**Your task**
Report only how many lines of the entries below contain the string "theo".

**Material for the task**
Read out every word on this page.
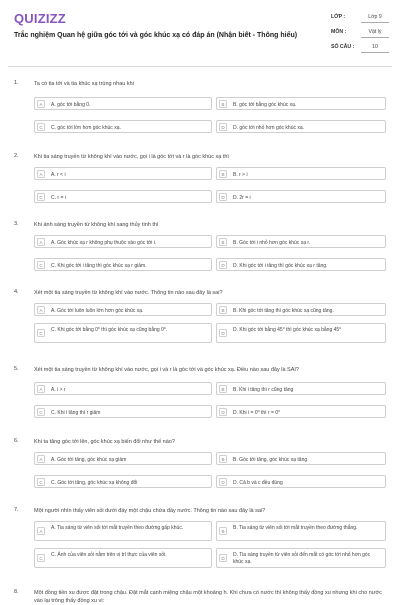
QUIZIZZ
Trắc nghiệm Quan hệ giữa góc tới và góc khúc xạ có đáp án (Nhận biết - Thông hiểu)
LỚP :	Lớp 9
MÔN :	Vật lý
SỐ CÂU :	10
1.	Ta có tia tới và tia khúc xạ trùng nhau khi
A	A. góc tới bằng 0.	B	B. góc tới bằng góc khúc xạ.
C	C. góc tới lớn hơn góc khúc xạ.	D	D. góc tới nhỏ hơn góc khúc xạ.
2.	Khi tia sáng truyền từ không khí vào nước, gọi i là góc tới và r là góc khúc xạ thì
A	A. r < i	B	B. r > i
C	C. r = i	D	D. 2r = i
3.	Khi ánh sáng truyền từ không khí sang thủy tinh thì
A	A. Góc khúc xạ r không phụ thuộc vào góc tới i.	B	B. Góc tới i nhỏ hơn góc khúc xạ r.
C	C. Khi góc tới i tăng thì góc khúc xạ r giảm.	D	D. Khi góc tới i tăng thì góc khúc xạ r tăng.
4.	Xét một tia sáng truyền từ không khí vào nước. Thông tin nào sau đây là sai?
A	A. Góc tới luôn luôn lớn hơn góc khúc xạ.	B	B. Khi góc tới tăng thì góc khúc xạ cũng tăng.
C
C. Khi góc tới bằng 0⁰ thì góc khúc xạ cũng bằng 0⁰.
D
D. Khi góc tới bằng 45⁰ thì góc khúc xạ bằng 45⁰
5.	Xét một tia sáng truyền từ không khí vào nước, gọi i và r là góc tới và góc khúc xạ. Điều nào sau đây là SAI?
A	A. i > r	B	B. Khi i tăng thì r cũng tăng
C	C. Khi i tăng thì r giảm	D	D. Khi i = 0⁰ thì r = 0⁰
6.	Khi ta tăng góc tới lên, góc khúc xạ biến đổi như thế nào?
A	A. Góc tới tăng, góc khúc xạ giảm	B	B. Góc tới tăng, góc khúc xạ tăng
C	C. Góc tới tăng, góc khúc xạ không đổi	D	D. Cả b và c đều đúng
7.	Một người nhìn thấy viên sỏi dưới đáy một chậu chứa đầy nước. Thông tin nào sau đây là sai?
A
A. Tia sáng từ viên sỏi tới mắt truyền theo đường gấp khúc.
B
B. Tia sáng từ viên sỏi tới mắt truyền theo đường thẳng.
C
C. Ảnh của viên sỏi nằm trên vị trí thực của viên sỏi.
D
D. Tia sáng truyền từ viên sỏi đến mắt có góc tới nhỏ hơn góc khúc xạ.
8.	Một đồng tiền xu được đặt trong chậu. Đặt mắt cạnh miệng chậu một khoảng h. Khi chưa có nước thì không thấy đồng xu nhưng khi cho nước vào lại trông thấy đồng xu vì:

**Reply**
2